Dataset rows
---+---

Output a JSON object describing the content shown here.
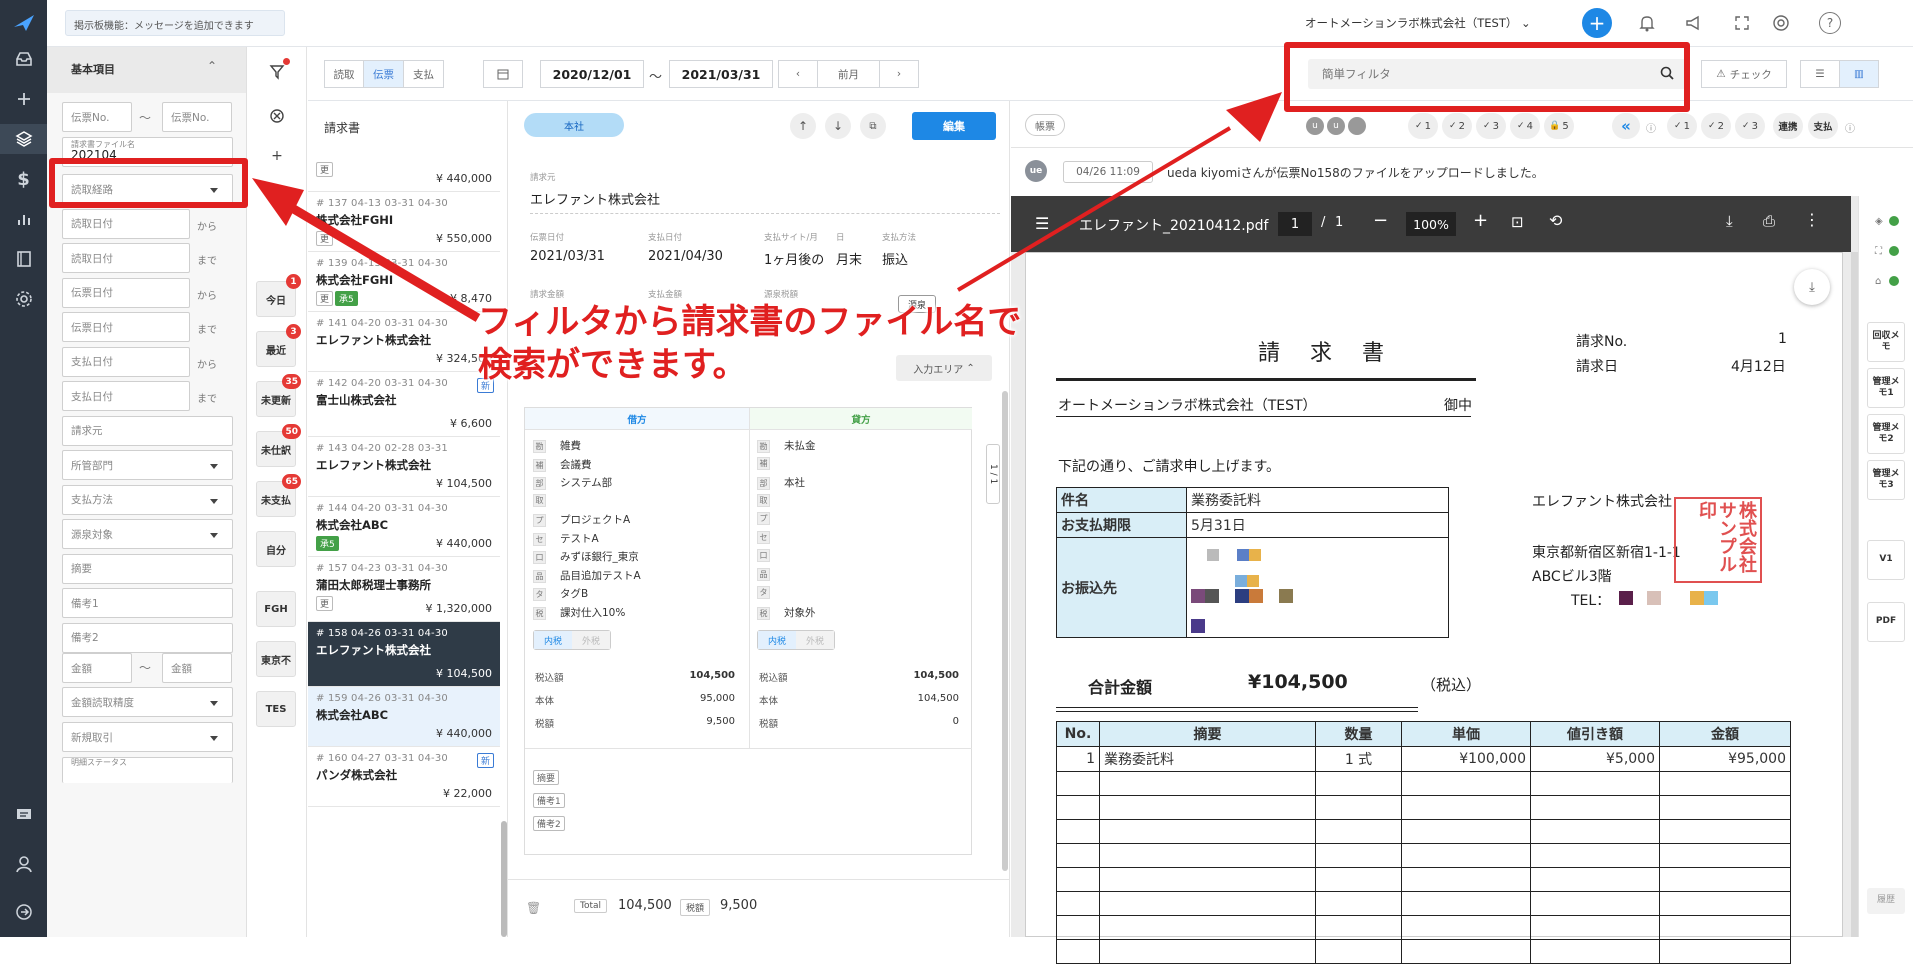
{
  "top": {
    "notice": "掲示板機能：メッセージを追加できます",
    "company": "オートメーションラボ株式会社（TEST）"
  },
  "filter": {
    "section_title": "基本項目",
    "denpyo_no_from": "伝票No.",
    "tilde": "〜",
    "denpyo_no_to": "伝票No.",
    "file_name_label": "請求書ファイル名",
    "file_name_value": "202104",
    "fields": [
      {
        "label": "読取経路",
        "suffix": ""
      },
      {
        "label": "読取日付",
        "suffix": "から"
      },
      {
        "label": "読取日付",
        "suffix": "まで"
      },
      {
        "label": "伝票日付",
        "suffix": "から"
      },
      {
        "label": "伝票日付",
        "suffix": "まで"
      },
      {
        "label": "支払日付",
        "suffix": "から"
      },
      {
        "label": "支払日付",
        "suffix": "まで"
      },
      {
        "label": "請求元",
        "suffix": ""
      },
      {
        "label": "所管部門",
        "suffix": ""
      },
      {
        "label": "支払方法",
        "suffix": ""
      },
      {
        "label": "源泉対象",
        "suffix": ""
      },
      {
        "label": "摘要",
        "suffix": ""
      },
      {
        "label": "備考1",
        "suffix": ""
      },
      {
        "label": "備考2",
        "suffix": ""
      }
    ],
    "amount_from": "金額",
    "amount_to": "金額",
    "amount_precision": "金額読取精度",
    "new_deal": "新規取引",
    "status_label": "明細ステータス"
  },
  "quick": [
    {
      "label": "今日",
      "badge": "1"
    },
    {
      "label": "最近",
      "badge": "3"
    },
    {
      "label": "未更新",
      "badge": "35"
    },
    {
      "label": "未仕訳",
      "badge": "50"
    },
    {
      "label": "未支払",
      "badge": "65"
    },
    {
      "label": "自分",
      "badge": ""
    },
    {
      "label": "FGH",
      "badge": ""
    },
    {
      "label": "東京不",
      "badge": ""
    },
    {
      "label": "TES",
      "badge": ""
    }
  ],
  "toolbar": {
    "tabs": [
      "読取",
      "伝票",
      "支払"
    ],
    "date_from": "2020/12/01",
    "date_sep": "〜",
    "date_to": "2021/03/31",
    "prev_month": "前月",
    "search_placeholder": "簡単フィルタ",
    "check": "チェック"
  },
  "list": {
    "title": "請求書",
    "items": [
      {
        "meta": "",
        "name": "",
        "amount": "¥ 440,000",
        "tags": [
          "更"
        ]
      },
      {
        "meta": "# 137  04-13  03-31  04-30",
        "name": "株式会社FGHI",
        "amount": "¥ 550,000",
        "tags": [
          "更"
        ]
      },
      {
        "meta": "# 139  04-13  03-31  04-30",
        "name": "株式会社FGHI",
        "amount": "¥ 8,470",
        "tags": [
          "更",
          "承5"
        ]
      },
      {
        "meta": "# 141  04-20  03-31  04-30",
        "name": "エレファント株式会社",
        "amount": "¥ 324,500",
        "tags": []
      },
      {
        "meta": "# 142  04-20  03-31  04-30",
        "name": "富士山株式会社",
        "amount": "¥ 6,600",
        "tags": [
          "新"
        ]
      },
      {
        "meta": "# 143  04-20  02-28  03-31",
        "name": "エレファント株式会社",
        "amount": "¥ 104,500",
        "tags": []
      },
      {
        "meta": "# 144  04-20  03-31  04-30",
        "name": "株式会社ABC",
        "amount": "¥ 440,000",
        "tags": [
          "承5"
        ]
      },
      {
        "meta": "# 157  04-23  03-31  04-30",
        "name": "蒲田太郎税理士事務所",
        "amount": "¥ 1,320,000",
        "tags": [
          "更"
        ]
      },
      {
        "meta": "# 158  04-26  03-31  04-30",
        "name": "エレファント株式会社",
        "amount": "¥ 104,500",
        "tags": []
      },
      {
        "meta": "# 159  04-26  03-31  04-30",
        "name": "株式会社ABC",
        "amount": "¥ 440,000",
        "tags": []
      },
      {
        "meta": "# 160  04-27  03-31  04-30",
        "name": "パンダ株式会社",
        "amount": "¥ 22,000",
        "tags": [
          "新"
        ]
      }
    ]
  },
  "detail": {
    "branch": "本社",
    "edit": "編集",
    "billing_from_label": "請求元",
    "billing_from": "エレファント株式会社",
    "denpyo_date_label": "伝票日付",
    "denpyo_date": "2021/03/31",
    "pay_date_label": "支払日付",
    "pay_date": "2021/04/30",
    "pay_site_label": "支払サイト/月",
    "pay_site": "1ヶ月後の",
    "day_label": "日",
    "day": "月末",
    "method_label": "支払方法",
    "method": "振込",
    "amount_label": "請求金額",
    "tax_label": "支払金額",
    "withholding_label": "源泉税額",
    "gensen": "源泉",
    "input_area": "入力エリア",
    "debit": "借方",
    "credit": "貸方",
    "debit_rows": [
      [
        "勘",
        "雑費"
      ],
      [
        "補",
        "会議費"
      ],
      [
        "部",
        "システム部"
      ],
      [
        "取",
        ""
      ],
      [
        "プ",
        "プロジェクトA"
      ],
      [
        "セ",
        "テストA"
      ],
      [
        "口",
        "みずほ銀行_東京"
      ],
      [
        "品",
        "品目追加テストA"
      ],
      [
        "タ",
        "タグB"
      ],
      [
        "税",
        "課対仕入10%"
      ]
    ],
    "credit_rows": [
      [
        "勘",
        "未払金"
      ],
      [
        "補",
        ""
      ],
      [
        "部",
        "本社"
      ],
      [
        "取",
        ""
      ],
      [
        "プ",
        ""
      ],
      [
        "セ",
        ""
      ],
      [
        "口",
        ""
      ],
      [
        "品",
        ""
      ],
      [
        "タ",
        ""
      ],
      [
        "税",
        "対象外"
      ]
    ],
    "tax_in": "内税",
    "tax_out": "外税",
    "debit_totals": [
      [
        "税込額",
        "104,500"
      ],
      [
        "本体",
        "95,000"
      ],
      [
        "税額",
        "9,500"
      ]
    ],
    "credit_totals": [
      [
        "税込額",
        "104,500"
      ],
      [
        "本体",
        "104,500"
      ],
      [
        "税額",
        "0"
      ]
    ],
    "memo": [
      "摘要",
      "備考1",
      "備考2"
    ],
    "total_label": "Total",
    "total_value": "104,500",
    "tax_total_label": "税額",
    "tax_total_value": "9,500",
    "page_indicator": "1 / 1"
  },
  "right_top": {
    "chohyo": "帳票",
    "checks": [
      "1",
      "2",
      "3",
      "4",
      "5"
    ],
    "checks2": [
      "1",
      "2",
      "3"
    ],
    "renkei": "連携",
    "shiharai": "支払"
  },
  "activity": {
    "avatar": "ue",
    "time": "04/26 11:09",
    "text": "ueda kiyomiさんが伝票No158のファイルをアップロードしました。"
  },
  "pdf": {
    "filename": "エレファント_20210412.pdf",
    "page": "1",
    "pages": "1",
    "zoom": "100%",
    "title": "請　求　書",
    "no_label": "請求No.",
    "no_value": "1",
    "date_label": "請求日",
    "date_value": "4月12日",
    "recipient": "オートメーションラボ株式会社（TEST）",
    "onchu": "御中",
    "greeting": "下記の通り、ご請求申し上げます。",
    "info_rows": [
      [
        "件名",
        "業務委託料"
      ],
      [
        "お支払期限",
        "5月31日"
      ],
      [
        "お振込先",
        ""
      ]
    ],
    "sender_name": "エレファント株式会社",
    "sender_addr": "東京都新宿区新宿1-1-1",
    "sender_bldg": "ABCビル3階",
    "sender_tel": "TEL：",
    "seal": "株式会社サンプル印",
    "total_label": "合計金額",
    "total_value": "¥104,500",
    "total_tax": "（税込）",
    "item_headers": [
      "No.",
      "摘要",
      "数量",
      "単価",
      "値引き額",
      "金額"
    ],
    "item_rows": [
      [
        "1",
        "業務委託料",
        "1 式",
        "¥100,000",
        "¥5,000",
        "¥95,000"
      ]
    ]
  },
  "right_col": [
    "回収メモ",
    "管理メモ1",
    "管理メモ2",
    "管理メモ3",
    "V1",
    "PDF",
    "履歴"
  ],
  "annotation": {
    "line1": "フィルタから請求書のファイル名で",
    "line2": "検索ができます。"
  },
  "colors": {
    "accent": "#1e88e5",
    "red": "#e02020",
    "dark": "#2b3440"
  }
}
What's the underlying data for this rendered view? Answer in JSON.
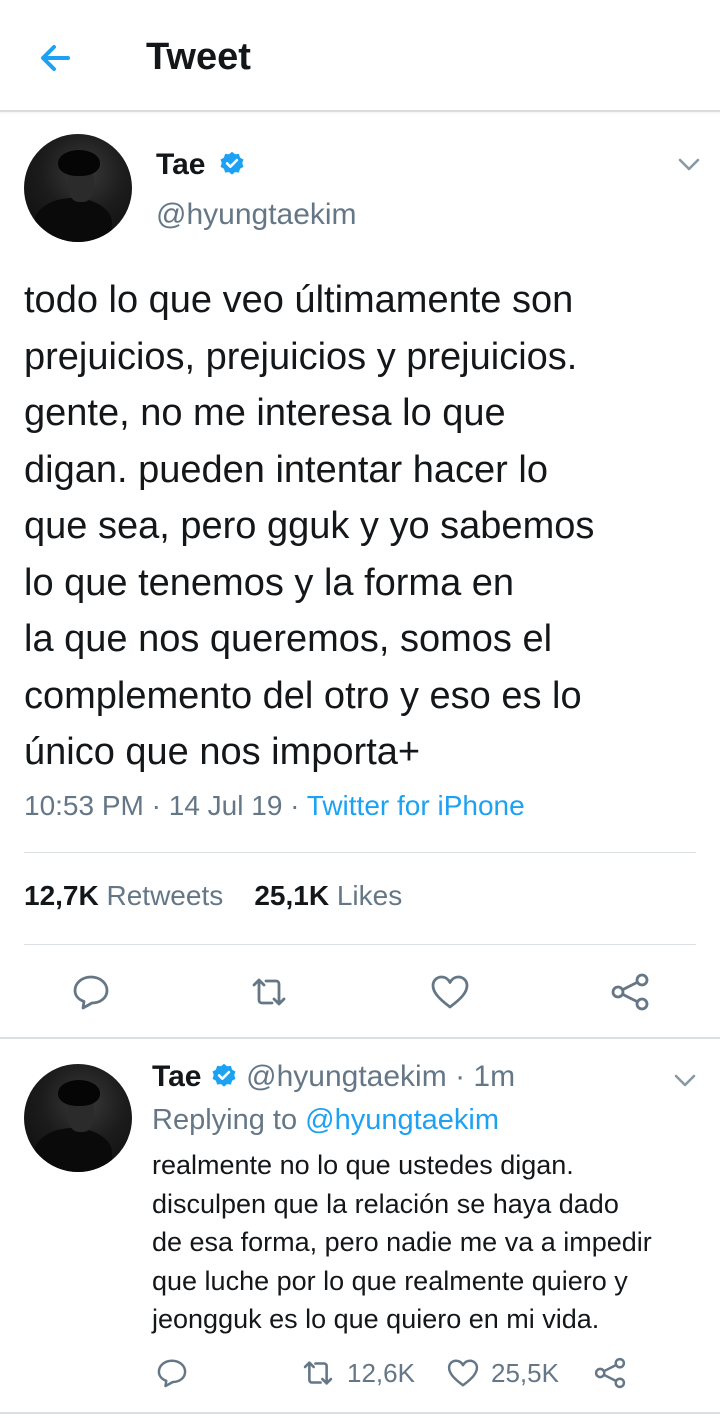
{
  "header": {
    "title": "Tweet",
    "back_icon": "arrow-left-icon",
    "accent": "#1da1f2"
  },
  "tweet": {
    "name": "Tae",
    "handle": "@hyungtaekim",
    "text_lines": [
      "todo lo que veo últimamente son",
      "prejuicios, prejuicios y prejuicios.",
      "gente, no me interesa lo que",
      "digan. pueden intentar hacer lo",
      "que sea, pero gguk y yo sabemos",
      "lo que tenemos y la forma en",
      "la que nos queremos, somos el",
      "complemento del otro y eso es lo",
      "único que nos importa+"
    ],
    "time": "10:53 PM",
    "date": "14 Jul 19",
    "separator": "·",
    "source": "Twitter for iPhone",
    "retweets_count": "12,7K",
    "retweets_label": "Retweets",
    "likes_count": "25,1K",
    "likes_label": "Likes"
  },
  "reply": {
    "name": "Tae",
    "handle": "@hyungtaekim",
    "separator": "·",
    "age": "1m",
    "replying_label": "Replying to",
    "replying_to": "@hyungtaekim",
    "text_lines": [
      "realmente no lo que ustedes digan.",
      "disculpen que la relación se haya dado",
      "de esa forma, pero nadie me va a impedir",
      "que luche por lo que realmente quiero y",
      "jeongguk es lo que quiero en mi vida."
    ],
    "retweets": "12,6K",
    "likes": "25,5K"
  },
  "icons": [
    "arrow-left-icon",
    "verified-badge-icon",
    "chevron-down-icon",
    "reply-icon",
    "retweet-icon",
    "like-icon",
    "share-icon"
  ]
}
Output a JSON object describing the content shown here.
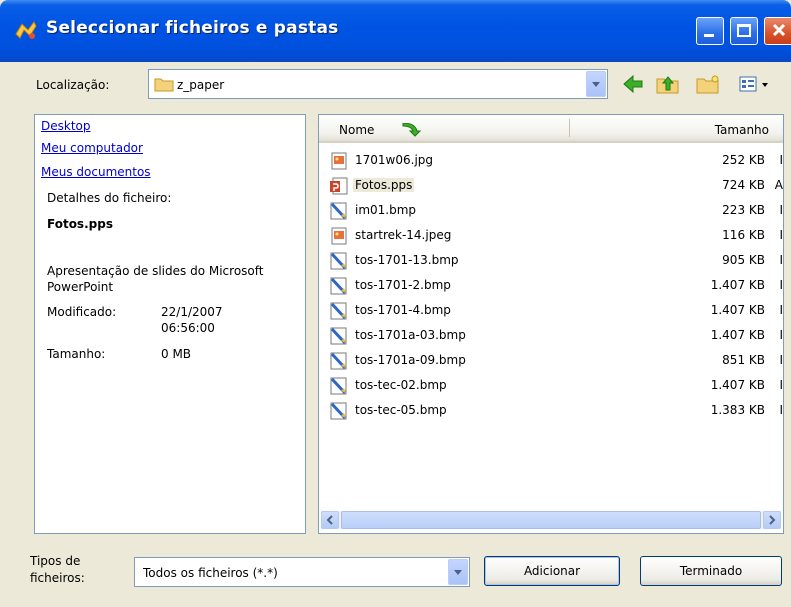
{
  "window": {
    "title": "Seleccionar ficheiros e pastas"
  },
  "location": {
    "label": "Localização:",
    "value": "z_paper"
  },
  "left_panel": {
    "places": [
      "Desktop",
      "Meu computador",
      "Meus documentos"
    ],
    "details_heading": "Detalhes do ficheiro:",
    "file_name": "Fotos.pps",
    "file_type": "Apresentação de slides do Microsoft PowerPoint",
    "modified_label": "Modificado:",
    "modified_date": "22/1/2007",
    "modified_time": "06:56:00",
    "size_label": "Tamanho:",
    "size_value": "0 MB"
  },
  "file_list": {
    "col_name": "Nome",
    "col_size": "Tamanho",
    "files": [
      {
        "name": "1701w06.jpg",
        "size": "252 KB",
        "icon": "image-file-icon",
        "trunc": "I"
      },
      {
        "name": "Fotos.pps",
        "size": "724 KB",
        "icon": "powerpoint-file-icon",
        "trunc": "A"
      },
      {
        "name": "im01.bmp",
        "size": "223 KB",
        "icon": "bitmap-file-icon",
        "trunc": "I"
      },
      {
        "name": "startrek-14.jpeg",
        "size": "116 KB",
        "icon": "image-file-icon",
        "trunc": "I"
      },
      {
        "name": "tos-1701-13.bmp",
        "size": "905 KB",
        "icon": "bitmap-file-icon",
        "trunc": "I"
      },
      {
        "name": "tos-1701-2.bmp",
        "size": "1.407 KB",
        "icon": "bitmap-file-icon",
        "trunc": "I"
      },
      {
        "name": "tos-1701-4.bmp",
        "size": "1.407 KB",
        "icon": "bitmap-file-icon",
        "trunc": "I"
      },
      {
        "name": "tos-1701a-03.bmp",
        "size": "1.407 KB",
        "icon": "bitmap-file-icon",
        "trunc": "I"
      },
      {
        "name": "tos-1701a-09.bmp",
        "size": "851 KB",
        "icon": "bitmap-file-icon",
        "trunc": "I"
      },
      {
        "name": "tos-tec-02.bmp",
        "size": "1.407 KB",
        "icon": "bitmap-file-icon",
        "trunc": "I"
      },
      {
        "name": "tos-tec-05.bmp",
        "size": "1.383 KB",
        "icon": "bitmap-file-icon",
        "trunc": "I"
      }
    ],
    "selected": "Fotos.pps"
  },
  "bottom": {
    "types_label_line1": "Tipos de",
    "types_label_line2": "ficheiros:",
    "types_value": "Todos os ficheiros (*.*)",
    "add_button": "Adicionar",
    "done_button": "Terminado"
  },
  "colors": {
    "titlebar": "#0054e3",
    "face": "#ece9d8",
    "link": "#0000cc",
    "close_button": "#d8522c"
  }
}
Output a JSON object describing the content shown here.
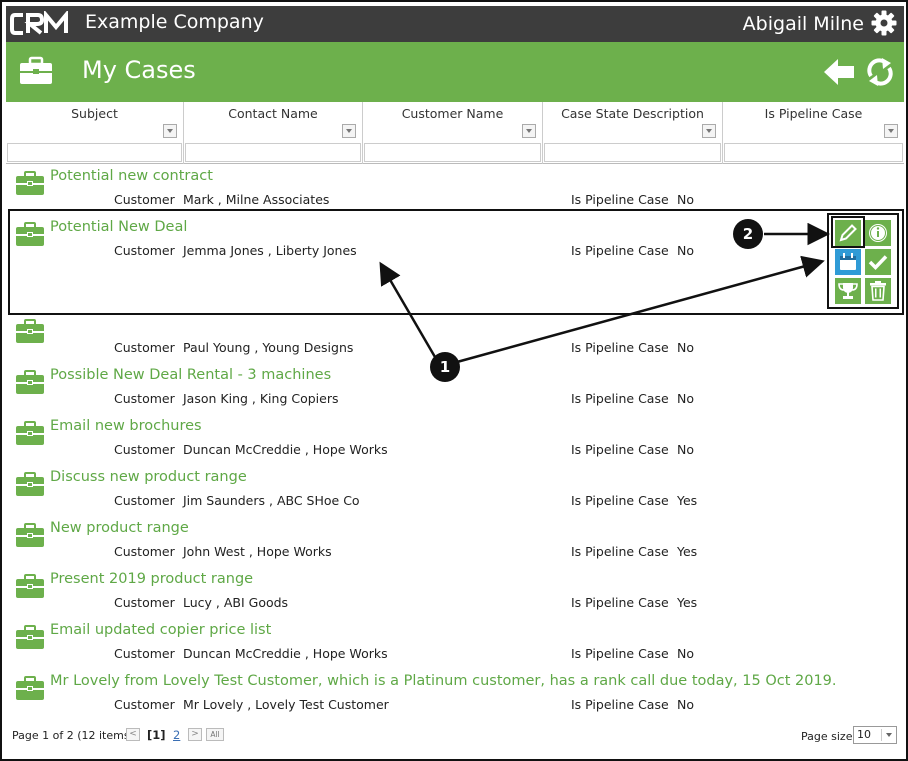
{
  "header": {
    "logo_text": "CRM",
    "company": "Example Company",
    "user": "Abigail Milne"
  },
  "titlebar": {
    "title": "My Cases"
  },
  "columns": [
    {
      "label": "Subject"
    },
    {
      "label": "Contact Name"
    },
    {
      "label": "Customer Name"
    },
    {
      "label": "Case State Description"
    },
    {
      "label": "Is Pipeline Case"
    }
  ],
  "field_labels": {
    "customer": "Customer",
    "pipeline": "Is Pipeline Case"
  },
  "cases": [
    {
      "subject": "Potential new contract",
      "customer": "Mark , Milne Associates",
      "pipeline": "No"
    },
    {
      "subject": "Potential New Deal",
      "customer": "Jemma Jones , Liberty Jones",
      "pipeline": "No"
    },
    {
      "subject": "",
      "customer": "Paul Young , Young Designs",
      "pipeline": "No"
    },
    {
      "subject": "Possible New Deal Rental - 3 machines",
      "customer": "Jason King , King Copiers",
      "pipeline": "No"
    },
    {
      "subject": "Email new brochures",
      "customer": "Duncan McCreddie , Hope Works",
      "pipeline": "No"
    },
    {
      "subject": "Discuss new product range",
      "customer": "Jim Saunders , ABC SHoe Co",
      "pipeline": "Yes"
    },
    {
      "subject": "New product range",
      "customer": "John West , Hope Works",
      "pipeline": "Yes"
    },
    {
      "subject": "Present 2019 product range",
      "customer": "Lucy , ABI Goods",
      "pipeline": "Yes"
    },
    {
      "subject": "Email updated copier price list",
      "customer": "Duncan McCreddie , Hope Works",
      "pipeline": "No"
    },
    {
      "subject": "Mr Lovely from Lovely Test Customer, which is a Platinum customer, has a rank call due today, 15 Oct 2019.",
      "customer": "Mr Lovely , Lovely Test Customer",
      "pipeline": "No"
    }
  ],
  "annotations": {
    "badge_1": "1",
    "badge_2": "2"
  },
  "pager": {
    "info": "Page 1 of 2 (12 items)",
    "prev": "<",
    "current": "[1]",
    "next_page": "2",
    "next": ">",
    "all": "All",
    "page_size_label": "Page size:",
    "page_size": "10"
  },
  "colors": {
    "topbar": "#3d3d3d",
    "accent": "#6db04c",
    "subject_text": "#5fa846",
    "info_blue": "#2f9bd6"
  },
  "icons": {
    "title": "briefcase-icon",
    "back": "back-arrow-icon",
    "refresh": "refresh-icon",
    "settings": "gear-icon",
    "actions": [
      "edit-icon",
      "info-icon",
      "calendar-icon",
      "check-icon",
      "trophy-icon",
      "trash-icon"
    ]
  }
}
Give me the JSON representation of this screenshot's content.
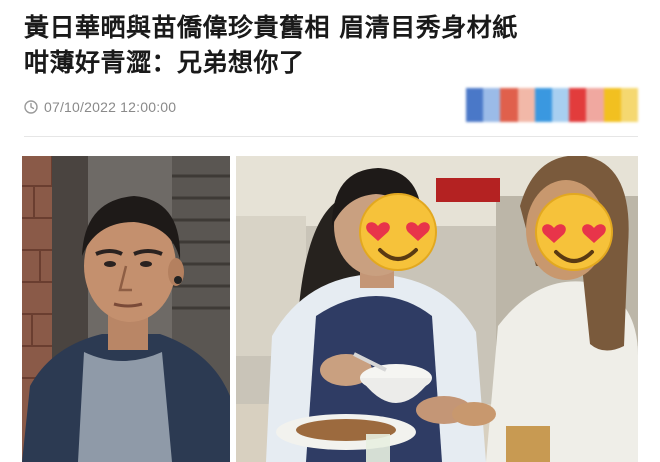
{
  "article": {
    "headline_line1": "黃日華晒與苗僑偉珍貴舊相 眉清目秀身材紙",
    "headline_line2": "咁薄好青澀：兄弟想你了",
    "date": "07/10/2022 12:00:00"
  },
  "icons": {
    "clock": "clock-icon"
  },
  "colors": {
    "headline": "#1a1a1a",
    "date": "#8a8a8a",
    "share_blur": [
      "#4a78c8",
      "#88b0e8",
      "#e0604c",
      "#f2b8a8",
      "#3a98e0",
      "#a8cff0",
      "#e23c3c",
      "#f0a8a0",
      "#f2c020",
      "#f5d870"
    ]
  },
  "images": {
    "left_photo": "man-in-dark-jacket",
    "right_photo": "two-young-men-at-table-with-emoji-faces",
    "emoji": "heart-eyes-emoji"
  }
}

---+---

THE EXERCISE :: Print the lines from the one that contains "Give me the" through the last line of the data, exactly and in full, and no other lines. Pictures are not part of the copy.

EXERCISE OUTPUT ::
Give me the JSON representation of this screenshot's content.
{
  "article": {
    "headline_line1": "黃日華晒與苗僑偉珍貴舊相 眉清目秀身材紙",
    "headline_line2": "咁薄好青澀：兄弟想你了",
    "date": "07/10/2022 12:00:00"
  },
  "icons": {
    "clock": "clock-icon"
  },
  "colors": {
    "headline": "#1a1a1a",
    "date": "#8a8a8a",
    "share_blur": [
      "#4a78c8",
      "#88b0e8",
      "#e0604c",
      "#f2b8a8",
      "#3a98e0",
      "#a8cff0",
      "#e23c3c",
      "#f0a8a0",
      "#f2c020",
      "#f5d870"
    ]
  },
  "images": {
    "left_photo": "man-in-dark-jacket",
    "right_photo": "two-young-men-at-table-with-emoji-faces",
    "emoji": "heart-eyes-emoji"
  }
}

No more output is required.